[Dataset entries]

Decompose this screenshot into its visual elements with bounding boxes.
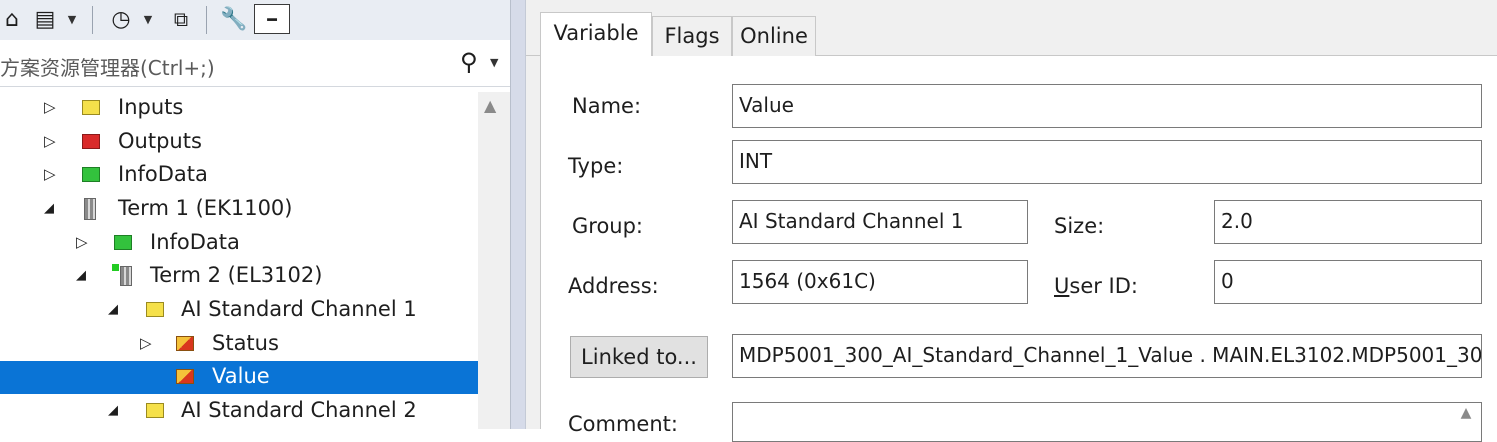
- group-field[interactable]: AI Standard Channel 1: [732, 200, 1028, 244]
- scroll-up-arrow-icon[interactable]: ▲: [484, 96, 496, 115]
- tree-item-label: Status: [212, 331, 279, 355]
- search-input[interactable]: 方案资源管理器(Ctrl+;): [0, 52, 215, 81]
- yellow-folder-icon: [146, 302, 164, 317]
- comment-scroll-up-icon[interactable]: ▲: [1452, 405, 1480, 429]
- terminal-icon: [120, 266, 132, 286]
- expand-arrow-icon[interactable]: ▷: [44, 132, 56, 150]
- pin-icon[interactable]: ━: [254, 4, 290, 34]
- user-id-mnemonic: U: [1054, 274, 1070, 298]
- tree-item-label: InfoData: [118, 162, 208, 186]
- tree-item-label: Inputs: [118, 95, 184, 119]
- tree-item-label: Value: [212, 364, 270, 388]
- green-folder-icon: [114, 235, 132, 250]
- tree-item-status[interactable]: ▷ Status: [0, 328, 478, 361]
- comment-field[interactable]: [732, 402, 1482, 442]
- tab-online[interactable]: Online: [732, 16, 816, 56]
- tree-item-label: AI Standard Channel 1: [181, 297, 417, 321]
- tab-variable[interactable]: Variable: [540, 12, 652, 56]
- switch-view-dropdown-icon[interactable]: ▼: [64, 4, 80, 34]
- home-icon[interactable]: ⌂: [0, 4, 24, 34]
- terminal-icon: [84, 198, 96, 220]
- collapse-all-icon[interactable]: ⧉: [166, 4, 196, 34]
- name-field[interactable]: Value: [732, 84, 1482, 128]
- tree-item-outputs[interactable]: ▷ Outputs: [0, 126, 478, 159]
- switch-view-icon[interactable]: ▤: [28, 4, 62, 34]
- type-field[interactable]: INT: [732, 140, 1482, 184]
- tree-item-label: AI Standard Channel 2: [181, 398, 417, 422]
- property-tabs: Variable Flags Online: [526, 0, 1497, 56]
- active-status-icon: [112, 264, 119, 271]
- expand-arrow-icon[interactable]: ▷: [76, 233, 88, 251]
- comment-label: Comment:: [568, 412, 678, 436]
- search-icon[interactable]: ⚲: [460, 48, 478, 76]
- linked-to-field[interactable]: MDP5001_300_AI_Standard_Channel_1_Value …: [732, 334, 1482, 378]
- tree-item-term1[interactable]: ◢ Term 1 (EK1100): [0, 193, 478, 226]
- address-field[interactable]: 1564 (0x61C): [732, 260, 1028, 304]
- red-folder-icon: [82, 134, 100, 149]
- panel-splitter[interactable]: [510, 0, 526, 429]
- group-label: Group:: [572, 214, 644, 238]
- pending-changes-icon[interactable]: ◷: [104, 4, 138, 34]
- tree-item-label: Term 2 (EL3102): [150, 263, 323, 287]
- collapse-arrow-icon[interactable]: ◢: [76, 268, 86, 283]
- collapse-arrow-icon[interactable]: ◢: [108, 302, 118, 317]
- toolbar-separator: [206, 6, 207, 34]
- name-label: Name:: [572, 94, 642, 118]
- green-folder-icon: [82, 167, 100, 182]
- pending-changes-dropdown-icon[interactable]: ▼: [140, 4, 156, 34]
- tree-item-label: InfoData: [150, 230, 240, 254]
- address-label: Address:: [568, 274, 659, 298]
- explorer-search-bar[interactable]: 方案资源管理器(Ctrl+;) ⚲ ▼: [0, 42, 510, 87]
- type-label: Type:: [568, 154, 624, 178]
- user-id-label: User ID:: [1054, 274, 1138, 298]
- user-id-label-text: ser ID:: [1069, 274, 1138, 298]
- solution-tree: ▷ Inputs ▷ Outputs ▷ InfoData ◢ Term 1 (…: [0, 92, 478, 429]
- tree-item-label: Term 1 (EK1100): [118, 196, 293, 220]
- tree-item-label: Outputs: [118, 129, 202, 153]
- yellow-folder-icon: [82, 100, 100, 115]
- linked-to-button[interactable]: Linked to...: [570, 336, 708, 378]
- user-id-field[interactable]: 0: [1214, 260, 1482, 304]
- search-dropdown-icon[interactable]: ▼: [490, 56, 498, 69]
- tree-item-term2[interactable]: ◢ Term 2 (EL3102): [0, 260, 478, 293]
- properties-wrench-icon[interactable]: 🔧: [218, 4, 250, 34]
- tree-item-ai-channel-2[interactable]: ◢ AI Standard Channel 2: [0, 395, 478, 428]
- tab-flags[interactable]: Flags: [652, 16, 732, 56]
- variable-icon: [176, 369, 194, 384]
- collapse-arrow-icon[interactable]: ◢: [108, 403, 118, 418]
- expand-arrow-icon[interactable]: ▷: [44, 98, 56, 116]
- collapse-arrow-icon[interactable]: ◢: [44, 201, 54, 216]
- expand-arrow-icon[interactable]: ▷: [140, 334, 152, 352]
- size-field[interactable]: 2.0: [1214, 200, 1482, 244]
- toolbar-separator: [92, 6, 93, 34]
- tree-item-value[interactable]: Value: [0, 361, 478, 394]
- tree-item-inputs[interactable]: ▷ Inputs: [0, 92, 478, 125]
- size-label: Size:: [1054, 214, 1105, 238]
- tree-item-infodata[interactable]: ▷ InfoData: [0, 159, 478, 192]
- expand-arrow-icon[interactable]: ▷: [44, 165, 56, 183]
- tree-item-term1-infodata[interactable]: ▷ InfoData: [0, 227, 478, 260]
- variable-icon: [176, 336, 194, 351]
- tree-item-ai-channel-1[interactable]: ◢ AI Standard Channel 1: [0, 294, 478, 327]
- explorer-toolbar: ⌂ ▤ ▼ ◷ ▼ ⧉ 🔧 ━: [0, 0, 510, 40]
- tree-scrollbar[interactable]: [478, 92, 510, 429]
- yellow-folder-icon: [146, 403, 164, 418]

AIM
Rename "expand-arrow-icon" to "expander-icon" everywhere in the items above, and reproduce every item with nothing else changed and no pictures.

RESULT FOR THIS EXERCISE
Decompose this screenshot into its visual elements with bounding boxes.
- group-field[interactable]: AI Standard Channel 1: [732, 200, 1028, 244]
- scroll-up-arrow-icon[interactable]: ▲: [484, 96, 496, 115]
- tree-item-label: Status: [212, 331, 279, 355]
- search-input[interactable]: 方案资源管理器(Ctrl+;): [0, 52, 215, 81]
- yellow-folder-icon: [146, 302, 164, 317]
- comment-scroll-up-icon[interactable]: ▲: [1452, 405, 1480, 429]
- terminal-icon: [120, 266, 132, 286]
- expander-icon[interactable]: ▷: [44, 132, 56, 150]
- pin-icon[interactable]: ━: [254, 4, 290, 34]
- user-id-mnemonic: U: [1054, 274, 1070, 298]
- tree-item-label: InfoData: [118, 162, 208, 186]
- tree-item-label: Inputs: [118, 95, 184, 119]
- tree-item-label: Value: [212, 364, 270, 388]
- green-folder-icon: [114, 235, 132, 250]
- tree-item-status[interactable]: ▷ Status: [0, 328, 478, 361]
- comment-field[interactable]: [732, 402, 1482, 442]
- tab-online[interactable]: Online: [732, 16, 816, 56]
- tree-item-label: AI Standard Channel 1: [181, 297, 417, 321]
- tab-variable[interactable]: Variable: [540, 12, 652, 56]
- switch-view-dropdown-icon[interactable]: ▼: [64, 4, 80, 34]
- home-icon[interactable]: ⌂: [0, 4, 24, 34]
- terminal-icon: [84, 198, 96, 220]
- collapse-all-icon[interactable]: ⧉: [166, 4, 196, 34]
- name-field[interactable]: Value: [732, 84, 1482, 128]
- tree-item-outputs[interactable]: ▷ Outputs: [0, 126, 478, 159]
- switch-view-icon[interactable]: ▤: [28, 4, 62, 34]
- type-field[interactable]: INT: [732, 140, 1482, 184]
- tree-item-label: AI Standard Channel 2: [181, 398, 417, 422]
- property-tabs: Variable Flags Online: [526, 0, 1497, 56]
- active-status-icon: [112, 264, 119, 271]
- expander-icon[interactable]: ▷: [76, 233, 88, 251]
- comment-label: Comment:: [568, 412, 678, 436]
- search-icon[interactable]: ⚲: [460, 48, 478, 76]
- linked-to-field[interactable]: MDP5001_300_AI_Standard_Channel_1_Value …: [732, 334, 1482, 378]
- tree-item-term1[interactable]: ◢ Term 1 (EK1100): [0, 193, 478, 226]
- address-field[interactable]: 1564 (0x61C): [732, 260, 1028, 304]
- red-folder-icon: [82, 134, 100, 149]
- panel-splitter[interactable]: [510, 0, 526, 429]
- group-label: Group:: [572, 214, 644, 238]
- pending-changes-icon[interactable]: ◷: [104, 4, 138, 34]
- tree-item-label: Term 2 (EL3102): [150, 263, 323, 287]
- collapse-arrow-icon[interactable]: ◢: [76, 268, 86, 283]
- collapse-arrow-icon[interactable]: ◢: [108, 302, 118, 317]
- toolbar-separator: [206, 6, 207, 34]
- name-label: Name:: [572, 94, 642, 118]
- green-folder-icon: [82, 167, 100, 182]
- pending-changes-dropdown-icon[interactable]: ▼: [140, 4, 156, 34]
- tree-item-label: InfoData: [150, 230, 240, 254]
- address-label: Address:: [568, 274, 659, 298]
- explorer-search-bar[interactable]: 方案资源管理器(Ctrl+;) ⚲ ▼: [0, 42, 510, 87]
- type-label: Type:: [568, 154, 624, 178]
- user-id-label: User ID:: [1054, 274, 1138, 298]
- user-id-label-text: ser ID:: [1069, 274, 1138, 298]
- solution-tree: ▷ Inputs ▷ Outputs ▷ InfoData ◢ Term 1 (…: [0, 92, 478, 429]
- tree-item-label: Term 1 (EK1100): [118, 196, 293, 220]
- tree-item-label: Outputs: [118, 129, 202, 153]
- yellow-folder-icon: [82, 100, 100, 115]
- linked-to-button[interactable]: Linked to...: [570, 336, 708, 378]
- user-id-field[interactable]: 0: [1214, 260, 1482, 304]
- search-dropdown-icon[interactable]: ▼: [490, 56, 498, 69]
- tree-item-term2[interactable]: ◢ Term 2 (EL3102): [0, 260, 478, 293]
- properties-wrench-icon[interactable]: 🔧: [218, 4, 250, 34]
- tree-item-ai-channel-2[interactable]: ◢ AI Standard Channel 2: [0, 395, 478, 428]
- tab-flags[interactable]: Flags: [652, 16, 732, 56]
- variable-icon: [176, 369, 194, 384]
- collapse-arrow-icon[interactable]: ◢: [108, 403, 118, 418]
- expander-icon[interactable]: ▷: [44, 98, 56, 116]
- collapse-arrow-icon[interactable]: ◢: [44, 201, 54, 216]
- expander-icon[interactable]: ▷: [140, 334, 152, 352]
- size-field[interactable]: 2.0: [1214, 200, 1482, 244]
- toolbar-separator: [92, 6, 93, 34]
- tree-item-value[interactable]: Value: [0, 361, 478, 394]
- tree-item-inputs[interactable]: ▷ Inputs: [0, 92, 478, 125]
- size-label: Size:: [1054, 214, 1105, 238]
- tree-item-infodata[interactable]: ▷ InfoData: [0, 159, 478, 192]
- expander-icon[interactable]: ▷: [44, 165, 56, 183]
- tree-item-term1-infodata[interactable]: ▷ InfoData: [0, 227, 478, 260]
- variable-icon: [176, 336, 194, 351]
- tree-item-ai-channel-1[interactable]: ◢ AI Standard Channel 1: [0, 294, 478, 327]
- explorer-toolbar: ⌂ ▤ ▼ ◷ ▼ ⧉ 🔧 ━: [0, 0, 510, 40]
- tree-scrollbar[interactable]: [478, 92, 510, 429]
- yellow-folder-icon: [146, 403, 164, 418]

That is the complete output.